▶ **STATED PROBLEM 1**:
Answer the following from the passage on German public opinion toward Israel:
(a) In 1972, what percentage of respondents chose Israel as the country with which Germany should have the closest possible cooperation?
(b) By 1991, to what figure had the "do not know" category risen?
(c) During Merkel's first government, what percentage of respondents still characterized the relationship in general as "special"?
▶ **STATED PROBLEM 2**:
Reproduce the section of the passage on German public opinion toward Israel starting with "A decade later, surveys" and going on through "and 1983, respectively.".

* START SOURCE EXCERPT *

A decade later, surveys on attitudes toward Israel registered more sympathy than in the Adenauer period. In 1972, 25% of respondents chose Israel as the country with which Germany should have the closest possible cooperation, an increase of 8% over 1963 (but behind Poland). Sympathy within the German public for Israel in the Arab-Israeli conflict dropped, first only slightly, from 50% at the end of 1974 to 44% in 1978, but then dramatically, to only 21% in 1981, tapering off at 20% and 19% in 1982 and 1983, respectively.
Israel continued to receive negative responses from the German public in the 1990s as well. Fewer Germans (39%) sympathized with Israel in the Arab-Israeli conflict in 1991 than in 1987 (40%), although only 16% supported the Arab side. The “do not know” category had risen by 1991 to 46%, when only 36% of respondents felt Germany had a “special responsibility” for Israel and 50% disagreed.
During the Schröder government, Israel was still seen negatively by the German public, tying the Czech Republic in fifteenth place (out of nineteen) in the July 2001 cooperation poll, and second to last in the sympathy poll (the same standing as China). By March 2001, on the Middle East conflict Israel had dropped a dramatic twenty-five points from a decade earlier (the “neither/nor” category represented the chief gainer at 53%) when it recorded only 14% support.
In Merkel’s first government (2005-2009), specific questions about Israel continued to yield the negative responses of previous periods. A majority of respondents considered relations with Israel “good,” with only 6% indicating they were very good and 2% registering “very bad”; a full 22% could give no answer. A minority of Germans (35%) agreed that Germany “has a special responsibility for the fate of Israel,” whereas half of all respondents disagreed. Yet, 65% of respondents still characterized the relationship in general as “special,” with only 18% calling it a “normal” relationship.[i] This history of public opinion thus suggests that Grass’ prominent and vocal expression is little more than an exaggerated reflection of a significant portion of German society. What it is not, has never been, and is not likely soon to be, is a reflection of German policy or the views of German social and political leaders.

* END SOURCE EXCERPT *
* START EXTRACTED INFORMATION *

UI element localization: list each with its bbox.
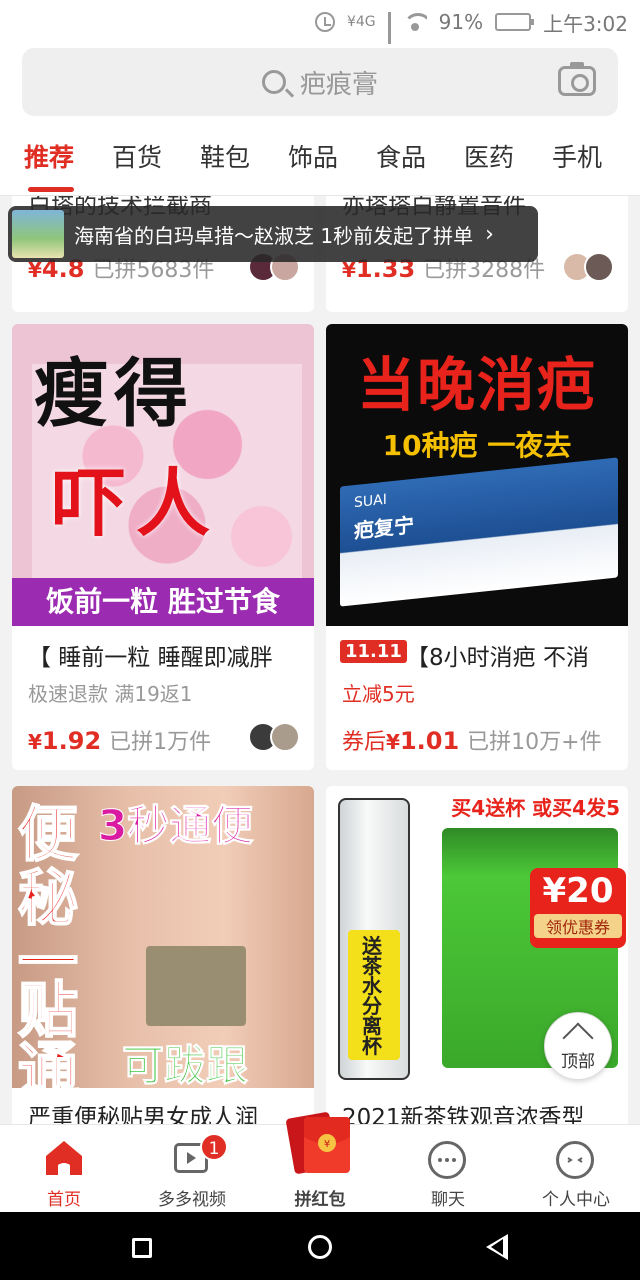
image-subheadline: 可跋跟 [121, 1041, 249, 1089]
bottom-navigation: 首页 多多视频 拼红包 聊天 个人中心 1 ¥ [0, 1112, 640, 1212]
ointment-box: SUAI 疤复宁 [340, 457, 618, 607]
product-tags: 极速退款 满19返1 [28, 682, 193, 706]
product-price: 1.92 [41, 727, 102, 755]
tab-accessories[interactable]: 饰品 [288, 124, 376, 196]
nav-red-envelope-label: 拼红包 [294, 1190, 346, 1210]
bottle-label: 送茶水分离杯 [348, 930, 400, 1060]
product-title: 严重便秘贴男女成人润 [28, 1105, 258, 1124]
nav-profile-label: 个人中心 [542, 1190, 610, 1210]
svg-text:¥: ¥ [324, 1139, 330, 1150]
category-tabs: 推荐 百货 鞋包 饰品 食品 医药 手机 [0, 124, 640, 196]
battery-percent: 91% [438, 10, 484, 34]
signal-icon [387, 12, 391, 60]
alarm-icon [314, 12, 335, 32]
search-area: 疤痕膏 [0, 44, 640, 124]
chat-icon [428, 1141, 466, 1179]
back-to-top-button[interactable]: 顶部 [544, 1012, 612, 1080]
currency-symbol: ¥ [28, 730, 42, 754]
image-headline: 当晚消疤 [356, 351, 597, 419]
product-card[interactable]: 瘦得 吓人 饭前一粒 胜过节食 【 睡前一粒 睡醒即减胖 极速退款 满19返1 … [12, 324, 314, 770]
notification-badge: 1 [200, 1133, 228, 1161]
buyer-avatars [562, 252, 614, 282]
wifi-icon [402, 13, 427, 31]
bottle-label-text: 送茶水分离杯 [362, 934, 382, 1058]
nav-home[interactable]: 首页 [0, 1125, 128, 1212]
price-prefix: 券后 [342, 730, 387, 755]
coupon-badge[interactable]: ¥20 领优惠券 [530, 868, 626, 948]
product-feed: 白塔的技术拦截商 ¥ 4.8 已拼5683件 亦塔塔白静置音件 ¥ 1.33 已… [0, 196, 640, 1124]
tab-general-goods[interactable]: 百货 [112, 124, 200, 196]
nav-video-label: 多多视频 [158, 1190, 226, 1210]
image-subheadline: 10种疤 一夜去 [382, 429, 572, 462]
tab-recommend[interactable]: 推荐 [24, 124, 112, 196]
product-image: 瘦得 吓人 饭前一粒 胜过节食 [12, 324, 314, 626]
price-row: 券后 ¥ 1.01 已拼10万+件 [342, 724, 602, 756]
chevron-right-icon: › [485, 221, 494, 247]
product-image: 当晚消疤 10种疤 一夜去 SUAI 疤复宁 [326, 324, 628, 626]
nav-chat-label: 聊天 [431, 1190, 465, 1210]
image-headline: 买4送杯 或买4发5 [451, 796, 620, 820]
image-headline: 3秒通便 [97, 801, 254, 851]
image-band: 饭前一粒 胜过节食 [12, 578, 314, 626]
signal-label: ¥4G [346, 14, 376, 30]
search-bar[interactable]: 疤痕膏 [22, 48, 618, 116]
image-headline: 瘦得 [34, 351, 194, 437]
promo-badge: 11.11 [340, 640, 407, 663]
status-bar: ¥4G 91% 上午3:02 [0, 0, 640, 60]
profile-icon [556, 1141, 594, 1179]
home-button-icon[interactable] [308, 1235, 332, 1259]
box-brand: SUAI [354, 491, 387, 512]
group-buy-notification[interactable]: 海南省的白玛卓措～赵淑芝 1秒前发起了拼单 › [8, 206, 538, 262]
product-title: 【 睡前一粒 睡醒即减胖 [28, 645, 273, 671]
coupon-label: 领优惠券 [534, 914, 622, 938]
camera-icon[interactable] [558, 62, 596, 96]
product-title: 【8小时消疤 不消 [406, 645, 589, 671]
product-price: 1.01 [399, 727, 460, 755]
recent-apps-icon[interactable] [132, 1238, 152, 1258]
clock: 上午3:02 [543, 11, 628, 36]
battery-icon [495, 13, 535, 31]
tab-shoes-bags[interactable]: 鞋包 [200, 124, 288, 196]
sold-count: 已拼10万+件 [467, 730, 602, 755]
coupon-amount: ¥20 [542, 871, 614, 911]
notification-text: 海南省的白玛卓措～赵淑芝 1秒前发起了拼单 [74, 223, 474, 248]
avatar [270, 722, 300, 752]
avatar [584, 252, 614, 282]
promo-text: 立减5元 [342, 682, 415, 706]
sold-count: 已拼1万件 [109, 730, 212, 755]
product-title: 2021新茶铁观音浓香型 [342, 1105, 585, 1124]
image-subheadline: 吓人 [52, 461, 220, 547]
tab-medicine[interactable]: 医药 [464, 124, 552, 196]
product-card[interactable]: 当晚消疤 10种疤 一夜去 SUAI 疤复宁 11.11 【8小时消疤 不消 立… [326, 324, 628, 770]
currency-symbol: ¥ [386, 730, 400, 754]
tab-phones[interactable]: 手机 [552, 124, 640, 196]
patch-photo [146, 946, 246, 1026]
box-name: 疤复宁 [354, 512, 414, 544]
tab-food[interactable]: 食品 [376, 124, 464, 196]
product-card[interactable]: 便 秘 一 贴 通 3秒通便 可跋跟 严重便秘贴男女成人润 [12, 786, 314, 1124]
home-icon [46, 1141, 82, 1175]
price-row: ¥ 1.92 已拼1万件 [28, 724, 211, 756]
product-image: 便 秘 一 贴 通 3秒通便 可跋跟 [12, 786, 314, 1088]
notification-thumbnail [12, 210, 64, 258]
buyer-avatars [248, 722, 300, 752]
red-envelope-icon: ¥ [286, 1112, 350, 1174]
system-navigation-bar [0, 1212, 640, 1280]
tea-bottle: 送茶水分离杯 [338, 798, 410, 1080]
back-icon[interactable] [486, 1234, 508, 1260]
search-icon [261, 70, 286, 94]
image-vertical-5: 通 [17, 1035, 79, 1088]
back-to-top-label: 顶部 [561, 1052, 595, 1072]
nav-home-label: 首页 [47, 1190, 81, 1210]
search-placeholder: 疤痕膏 [299, 69, 378, 100]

* END EXTRACTED INFORMATION *

▶ **REPLY 1**:
(a) 25%
(b) 46%
(c) 65%

▶ **REPLY 2**:
A decade later, surveys on attitudes toward Israel registered more sympathy than in the Adenauer period. In 1972, 25% of respondents chose Israel as the country with which Germany should have the closest possible cooperation, an increase of 8% over 1963 (but behind Poland). Sympathy within the German public for Israel in the Arab-Israeli conflict dropped, first only slightly, from 50% at the end of 1974 to 44% in 1978, but then dramatically, to only 21% in 1981, tapering off at 20% and 19% in 1982 and 1983, respectively.